» **WHAT YOU WILL DO**:
Give only the number of lines that hold the word "Europejskiej".

» **INFORMATION SUPPLIED**:

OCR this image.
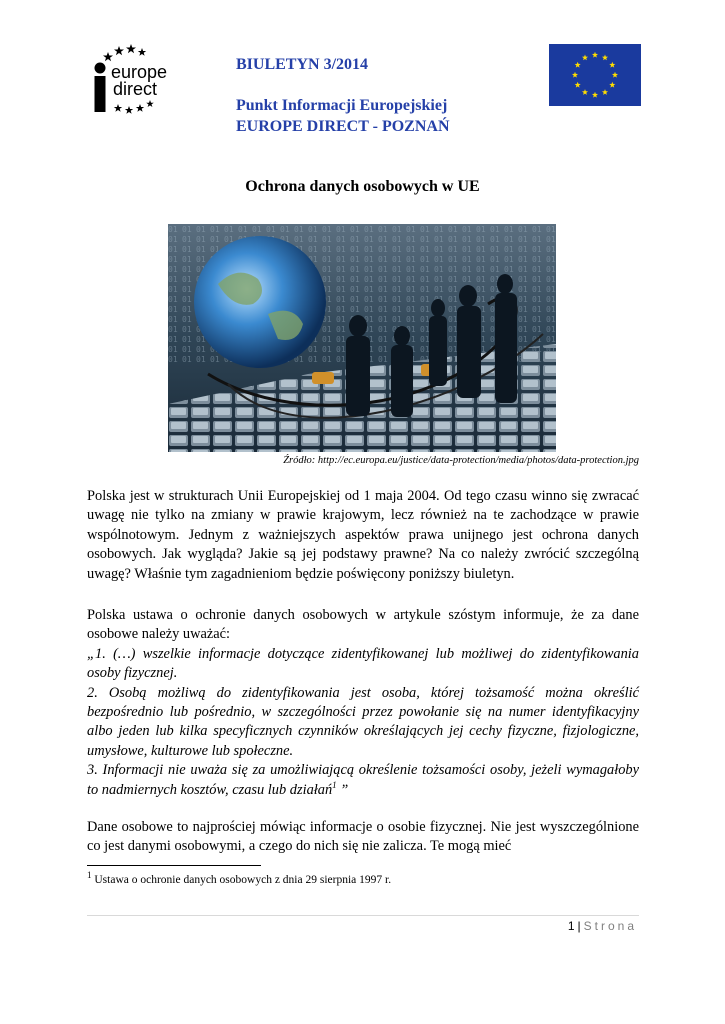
europe
direct
BIULETYN 3/2014
Punkt Informacji Europejskiej
EUROPE DIRECT - POZNAŃ
Ochrona danych osobowych w UE
Źródło: http://ec.europa.eu/justice/data-protection/media/photos/data-protection.jpg
Polska jest w strukturach Unii Europejskiej od 1 maja 2004. Od tego czasu winno się zwracać uwagę nie tylko na zmiany w prawie krajowym, lecz również na te zachodzące w prawie wspólnotowym. Jednym z ważniejszych aspektów prawa unijnego jest ochrona danych osobowych. Jak wygląda? Jakie są jej podstawy prawne? Na co należy zwrócić szczególną uwagę? Właśnie tym zagadnieniom będzie poświęcony poniższy biuletyn.
Polska ustawa o ochronie danych osobowych w artykule szóstym informuje, że za dane osobowe należy uważać:
„1. (…) wszelkie informacje dotyczące zidentyfikowanej lub możliwej do zidentyfikowania osoby fizycznej.
2. Osobą możliwą do zidentyfikowania jest osoba, której tożsamość można określić bezpośrednio lub pośrednio, w szczególności przez powołanie się na numer identyfikacyjny albo jeden lub kilka specyficznych czynników określających jej cechy fizyczne, fizjologiczne, umysłowe, kulturowe lub społeczne.
3. Informacji nie uważa się za umożliwiającą określenie tożsamości osoby, jeżeli wymagałoby to nadmiernych kosztów, czasu lub działań$^1$ ”
Dane osobowe to najprościej mówiąc informacje o osobie fizycznej. Nie jest wyszczególnione co jest danymi osobowymi, a czego do nich się nie zalicza. Te mogą mieć
$^1$ Ustawa o ochronie danych osobowych z dnia 29 sierpnia 1997 r.
1 | Strona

» **THE RESULT**:
2